▸ TASK GOAL:
Present the following data again exactly as it is shown.

▸ LISTING:

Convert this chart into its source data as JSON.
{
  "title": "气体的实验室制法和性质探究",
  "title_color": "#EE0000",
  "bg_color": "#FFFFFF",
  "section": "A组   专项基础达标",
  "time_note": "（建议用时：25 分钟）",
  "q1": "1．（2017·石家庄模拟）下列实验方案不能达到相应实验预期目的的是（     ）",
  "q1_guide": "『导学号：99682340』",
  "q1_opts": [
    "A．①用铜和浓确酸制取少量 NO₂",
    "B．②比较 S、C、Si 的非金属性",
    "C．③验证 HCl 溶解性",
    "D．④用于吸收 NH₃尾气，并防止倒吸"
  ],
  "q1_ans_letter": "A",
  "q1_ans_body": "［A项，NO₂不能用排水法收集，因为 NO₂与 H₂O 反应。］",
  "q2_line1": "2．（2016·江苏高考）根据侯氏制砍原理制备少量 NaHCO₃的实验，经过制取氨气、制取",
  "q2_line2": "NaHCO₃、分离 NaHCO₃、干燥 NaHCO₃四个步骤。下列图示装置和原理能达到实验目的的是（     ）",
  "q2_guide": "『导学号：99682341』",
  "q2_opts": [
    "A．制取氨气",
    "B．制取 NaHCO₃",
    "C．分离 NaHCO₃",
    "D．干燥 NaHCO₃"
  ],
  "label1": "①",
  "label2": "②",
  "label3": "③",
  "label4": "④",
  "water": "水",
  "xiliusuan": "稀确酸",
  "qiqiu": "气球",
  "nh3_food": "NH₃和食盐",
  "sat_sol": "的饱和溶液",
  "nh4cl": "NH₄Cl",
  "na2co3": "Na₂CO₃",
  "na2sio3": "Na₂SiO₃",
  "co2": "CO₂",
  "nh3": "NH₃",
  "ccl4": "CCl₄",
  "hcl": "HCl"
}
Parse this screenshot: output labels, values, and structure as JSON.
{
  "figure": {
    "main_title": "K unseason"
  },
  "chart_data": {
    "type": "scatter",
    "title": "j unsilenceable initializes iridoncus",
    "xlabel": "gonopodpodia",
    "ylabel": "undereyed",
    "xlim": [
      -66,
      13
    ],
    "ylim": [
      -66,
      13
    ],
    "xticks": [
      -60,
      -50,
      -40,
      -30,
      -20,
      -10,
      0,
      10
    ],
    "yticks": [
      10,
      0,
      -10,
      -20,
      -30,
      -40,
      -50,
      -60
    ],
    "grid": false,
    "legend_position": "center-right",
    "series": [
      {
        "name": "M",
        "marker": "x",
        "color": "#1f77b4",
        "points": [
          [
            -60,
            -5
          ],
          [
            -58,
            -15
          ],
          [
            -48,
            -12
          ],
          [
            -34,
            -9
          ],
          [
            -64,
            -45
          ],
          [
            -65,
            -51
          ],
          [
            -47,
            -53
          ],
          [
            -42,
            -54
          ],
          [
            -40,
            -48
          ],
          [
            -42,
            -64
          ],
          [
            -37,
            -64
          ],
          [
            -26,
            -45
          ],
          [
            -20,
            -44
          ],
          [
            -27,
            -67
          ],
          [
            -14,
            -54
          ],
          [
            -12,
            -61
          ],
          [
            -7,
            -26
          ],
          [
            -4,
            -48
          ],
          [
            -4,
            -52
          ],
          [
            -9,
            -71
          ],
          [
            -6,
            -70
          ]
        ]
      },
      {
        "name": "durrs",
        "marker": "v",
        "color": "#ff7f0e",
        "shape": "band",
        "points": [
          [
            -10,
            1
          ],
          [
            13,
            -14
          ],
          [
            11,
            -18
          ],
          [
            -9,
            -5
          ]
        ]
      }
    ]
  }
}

▸ RESULT OF THIS TASK:
Convert this chart into its source data as JSON.
{
  "title": "气体的实验室制法和性质探究",
  "title_color": "#EE0000",
  "bg_color": "#FFFFFF",
  "section": "A组   专项基础达标",
  "time_note": "（建议用时：25 分钟）",
  "q1": "1．（2017·石家庄模拟）下列实验方案不能达到相应实验预期目的的是（     ）",
  "q1_guide": "『导学号：99682340』",
  "q1_opts": [
    "A．①用铜和浓确酸制取少量 NO₂",
    "B．②比较 S、C、Si 的非金属性",
    "C．③验证 HCl 溶解性",
    "D．④用于吸收 NH₃尾气，并防止倒吸"
  ],
  "q1_ans_letter": "A",
  "q1_ans_body": "［A项，NO₂不能用排水法收集，因为 NO₂与 H₂O 反应。］",
  "q2_line1": "2．（2016·江苏高考）根据侯氏制砍原理制备少量 NaHCO₃的实验，经过制取氨气、制取",
  "q2_line2": "NaHCO₃、分离 NaHCO₃、干燥 NaHCO₃四个步骤。下列图示装置和原理能达到实验目的的是（     ）",
  "q2_guide": "『导学号：99682341』",
  "q2_opts": [
    "A．制取氨气",
    "B．制取 NaHCO₃",
    "C．分离 NaHCO₃",
    "D．干燥 NaHCO₃"
  ],
  "label1": "①",
  "label2": "②",
  "label3": "③",
  "label4": "④",
  "water": "水",
  "xiliusuan": "稀确酸",
  "qiqiu": "气球",
  "nh3_food": "NH₃和食盐",
  "sat_sol": "的饱和溶液",
  "nh4cl": "NH₄Cl",
  "na2co3": "Na₂CO₃",
  "na2sio3": "Na₂SiO₃",
  "co2": "CO₂",
  "nh3": "NH₃",
  "ccl4": "CCl₄",
  "hcl": "HCl"
}
Parse this screenshot: output labels, values, and structure as JSON.
{
  "figure": {
    "main_title": "K unseason"
  },
  "chart_data": {
    "type": "scatter",
    "title": "j unsilenceable initializes iridoncus",
    "xlabel": "gonopodpodia",
    "ylabel": "undereyed",
    "xlim": [
      -66,
      13
    ],
    "ylim": [
      -66,
      13
    ],
    "xticks": [
      -60,
      -50,
      -40,
      -30,
      -20,
      -10,
      0,
      10
    ],
    "yticks": [
      10,
      0,
      -10,
      -20,
      -30,
      -40,
      -50,
      -60
    ],
    "grid": false,
    "legend_position": "center-right",
    "series": [
      {
        "name": "M",
        "marker": "x",
        "color": "#1f77b4",
        "points": [
          [
            -60,
            -5
          ],
          [
            -58,
            -15
          ],
          [
            -48,
            -12
          ],
          [
            -34,
            -9
          ],
          [
            -64,
            -45
          ],
          [
            -65,
            -51
          ],
          [
            -47,
            -53
          ],
          [
            -42,
            -54
          ],
          [
            -40,
            -48
          ],
          [
            -42,
            -64
          ],
          [
            -37,
            -64
          ],
          [
            -26,
            -45
          ],
          [
            -20,
            -44
          ],
          [
            -27,
            -67
          ],
          [
            -14,
            -54
          ],
          [
            -12,
            -61
          ],
          [
            -7,
            -26
          ],
          [
            -4,
            -48
          ],
          [
            -4,
            -52
          ],
          [
            -9,
            -71
          ],
          [
            -6,
            -70
          ]
        ]
      },
      {
        "name": "durrs",
        "marker": "v",
        "color": "#ff7f0e",
        "shape": "band",
        "points": [
          [
            -10,
            1
          ],
          [
            13,
            -14
          ],
          [
            11,
            -18
          ],
          [
            -9,
            -5
          ]
        ]
      }
    ]
  }
}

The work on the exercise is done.